= PROBLEM REQUIREMENTS =
Output the material below in its entirety, exactly as given.
---------- DATA SHOWN ----------
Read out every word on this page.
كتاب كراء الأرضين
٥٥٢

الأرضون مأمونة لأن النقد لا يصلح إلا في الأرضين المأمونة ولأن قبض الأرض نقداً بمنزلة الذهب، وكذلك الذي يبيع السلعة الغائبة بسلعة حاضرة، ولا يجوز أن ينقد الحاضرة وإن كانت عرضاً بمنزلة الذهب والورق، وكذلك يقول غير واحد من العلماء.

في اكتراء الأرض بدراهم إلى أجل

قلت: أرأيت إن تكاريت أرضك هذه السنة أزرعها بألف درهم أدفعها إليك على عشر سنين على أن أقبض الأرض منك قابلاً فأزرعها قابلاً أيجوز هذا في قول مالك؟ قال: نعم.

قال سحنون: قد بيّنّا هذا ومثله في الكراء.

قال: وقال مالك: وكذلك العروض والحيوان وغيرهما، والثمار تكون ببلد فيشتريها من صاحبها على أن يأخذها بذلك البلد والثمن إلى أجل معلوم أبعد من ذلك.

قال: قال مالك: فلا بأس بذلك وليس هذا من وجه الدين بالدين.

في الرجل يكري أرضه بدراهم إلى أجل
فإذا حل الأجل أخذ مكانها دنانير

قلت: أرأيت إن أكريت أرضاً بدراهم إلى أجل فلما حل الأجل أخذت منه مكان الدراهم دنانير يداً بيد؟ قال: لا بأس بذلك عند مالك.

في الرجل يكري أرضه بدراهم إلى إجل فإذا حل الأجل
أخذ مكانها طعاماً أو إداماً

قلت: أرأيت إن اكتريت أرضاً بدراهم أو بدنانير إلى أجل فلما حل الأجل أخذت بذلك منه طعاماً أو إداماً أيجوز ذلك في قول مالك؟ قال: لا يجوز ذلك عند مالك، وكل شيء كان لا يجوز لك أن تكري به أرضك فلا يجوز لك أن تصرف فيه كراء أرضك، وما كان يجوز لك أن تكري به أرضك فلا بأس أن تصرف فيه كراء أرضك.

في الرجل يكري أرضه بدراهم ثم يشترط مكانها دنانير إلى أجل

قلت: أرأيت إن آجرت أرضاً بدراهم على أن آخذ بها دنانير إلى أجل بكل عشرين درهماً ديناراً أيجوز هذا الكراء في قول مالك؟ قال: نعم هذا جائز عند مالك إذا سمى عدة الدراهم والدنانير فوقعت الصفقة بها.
----------
= WRITTEN SOLUTION =
Read out every word on this page.
كتاب كراء الأرضين
٥٥٢

الأرضون مأمونة لأن النقد لا يصلح إلا في الأرضين المأمونة ولأن قبض الأرض نقداً بمنزلة الذهب، وكذلك الذي يبيع السلعة الغائبة بسلعة حاضرة، ولا يجوز أن ينقد الحاضرة وإن كانت عرضاً بمنزلة الذهب والورق، وكذلك يقول غير واحد من العلماء.

في اكتراء الأرض بدراهم إلى أجل

قلت: أرأيت إن تكاريت أرضك هذه السنة أزرعها بألف درهم أدفعها إليك على عشر سنين على أن أقبض الأرض منك قابلاً فأزرعها قابلاً أيجوز هذا في قول مالك؟ قال: نعم.

قال سحنون: قد بيّنّا هذا ومثله في الكراء.

قال: وقال مالك: وكذلك العروض والحيوان وغيرهما، والثمار تكون ببلد فيشتريها من صاحبها على أن يأخذها بذلك البلد والثمن إلى أجل معلوم أبعد من ذلك.

قال: قال مالك: فلا بأس بذلك وليس هذا من وجه الدين بالدين.

في الرجل يكري أرضه بدراهم إلى أجل
فإذا حل الأجل أخذ مكانها دنانير

قلت: أرأيت إن أكريت أرضاً بدراهم إلى أجل فلما حل الأجل أخذت منه مكان الدراهم دنانير يداً بيد؟ قال: لا بأس بذلك عند مالك.

في الرجل يكري أرضه بدراهم إلى إجل فإذا حل الأجل
أخذ مكانها طعاماً أو إداماً

قلت: أرأيت إن اكتريت أرضاً بدراهم أو بدنانير إلى أجل فلما حل الأجل أخذت بذلك منه طعاماً أو إداماً أيجوز ذلك في قول مالك؟ قال: لا يجوز ذلك عند مالك، وكل شيء كان لا يجوز لك أن تكري به أرضك فلا يجوز لك أن تصرف فيه كراء أرضك، وما كان يجوز لك أن تكري به أرضك فلا بأس أن تصرف فيه كراء أرضك.

في الرجل يكري أرضه بدراهم ثم يشترط مكانها دنانير إلى أجل

قلت: أرأيت إن آجرت أرضاً بدراهم على أن آخذ بها دنانير إلى أجل بكل عشرين درهماً ديناراً أيجوز هذا الكراء في قول مالك؟ قال: نعم هذا جائز عند مالك إذا سمى عدة الدراهم والدنانير فوقعت الصفقة بها.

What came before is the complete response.